- _Data to use_
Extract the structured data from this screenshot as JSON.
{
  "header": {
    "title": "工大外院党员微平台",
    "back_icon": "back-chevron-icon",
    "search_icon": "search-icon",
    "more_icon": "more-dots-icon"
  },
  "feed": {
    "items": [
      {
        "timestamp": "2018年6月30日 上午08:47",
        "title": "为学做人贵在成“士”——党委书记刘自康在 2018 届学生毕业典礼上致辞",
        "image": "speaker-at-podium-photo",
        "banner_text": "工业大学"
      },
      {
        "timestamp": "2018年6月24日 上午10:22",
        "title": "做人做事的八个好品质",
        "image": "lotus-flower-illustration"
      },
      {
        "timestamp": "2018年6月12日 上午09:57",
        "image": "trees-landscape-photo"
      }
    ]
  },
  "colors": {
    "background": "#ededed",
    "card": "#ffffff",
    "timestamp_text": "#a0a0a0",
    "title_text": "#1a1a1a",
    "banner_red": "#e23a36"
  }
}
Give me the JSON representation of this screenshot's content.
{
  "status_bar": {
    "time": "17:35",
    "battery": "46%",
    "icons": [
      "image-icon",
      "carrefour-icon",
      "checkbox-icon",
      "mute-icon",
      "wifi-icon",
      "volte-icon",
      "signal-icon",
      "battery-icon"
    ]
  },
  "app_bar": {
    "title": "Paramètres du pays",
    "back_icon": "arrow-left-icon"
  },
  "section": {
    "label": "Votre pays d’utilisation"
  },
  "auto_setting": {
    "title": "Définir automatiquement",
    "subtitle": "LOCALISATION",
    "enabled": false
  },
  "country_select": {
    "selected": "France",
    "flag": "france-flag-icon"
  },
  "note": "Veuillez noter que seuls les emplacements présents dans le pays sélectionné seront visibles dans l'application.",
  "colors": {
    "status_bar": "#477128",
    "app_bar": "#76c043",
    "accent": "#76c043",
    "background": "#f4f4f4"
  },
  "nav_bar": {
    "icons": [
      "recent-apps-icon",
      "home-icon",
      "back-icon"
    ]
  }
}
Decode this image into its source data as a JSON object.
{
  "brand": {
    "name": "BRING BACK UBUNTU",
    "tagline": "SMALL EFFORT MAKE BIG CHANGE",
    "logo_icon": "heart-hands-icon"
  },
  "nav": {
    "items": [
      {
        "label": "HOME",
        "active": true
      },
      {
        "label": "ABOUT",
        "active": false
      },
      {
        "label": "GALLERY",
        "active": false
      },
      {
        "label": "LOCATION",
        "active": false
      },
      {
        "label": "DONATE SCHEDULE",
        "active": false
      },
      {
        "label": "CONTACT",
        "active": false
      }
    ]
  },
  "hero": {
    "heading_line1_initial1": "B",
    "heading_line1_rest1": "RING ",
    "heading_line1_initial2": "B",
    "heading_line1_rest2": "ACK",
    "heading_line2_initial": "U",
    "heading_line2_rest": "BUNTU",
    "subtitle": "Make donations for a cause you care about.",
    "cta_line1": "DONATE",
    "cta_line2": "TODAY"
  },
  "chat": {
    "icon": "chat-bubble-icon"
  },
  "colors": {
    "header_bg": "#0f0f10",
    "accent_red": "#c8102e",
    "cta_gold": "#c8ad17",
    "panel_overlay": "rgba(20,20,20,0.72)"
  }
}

- _Task brief_
Only the lines from the one with "Decode this image" through the end of the material are wanted; copy them exactly, both ends included.

- _Exercise response_
Decode this image into its source data as a JSON object.
{
  "brand": {
    "name": "BRING BACK UBUNTU",
    "tagline": "SMALL EFFORT MAKE BIG CHANGE",
    "logo_icon": "heart-hands-icon"
  },
  "nav": {
    "items": [
      {
        "label": "HOME",
        "active": true
      },
      {
        "label": "ABOUT",
        "active": false
      },
      {
        "label": "GALLERY",
        "active": false
      },
      {
        "label": "LOCATION",
        "active": false
      },
      {
        "label": "DONATE SCHEDULE",
        "active": false
      },
      {
        "label": "CONTACT",
        "active": false
      }
    ]
  },
  "hero": {
    "heading_line1_initial1": "B",
    "heading_line1_rest1": "RING ",
    "heading_line1_initial2": "B",
    "heading_line1_rest2": "ACK",
    "heading_line2_initial": "U",
    "heading_line2_rest": "BUNTU",
    "subtitle": "Make donations for a cause you care about.",
    "cta_line1": "DONATE",
    "cta_line2": "TODAY"
  },
  "chat": {
    "icon": "chat-bubble-icon"
  },
  "colors": {
    "header_bg": "#0f0f10",
    "accent_red": "#c8102e",
    "cta_gold": "#c8ad17",
    "panel_overlay": "rgba(20,20,20,0.72)"
  }
}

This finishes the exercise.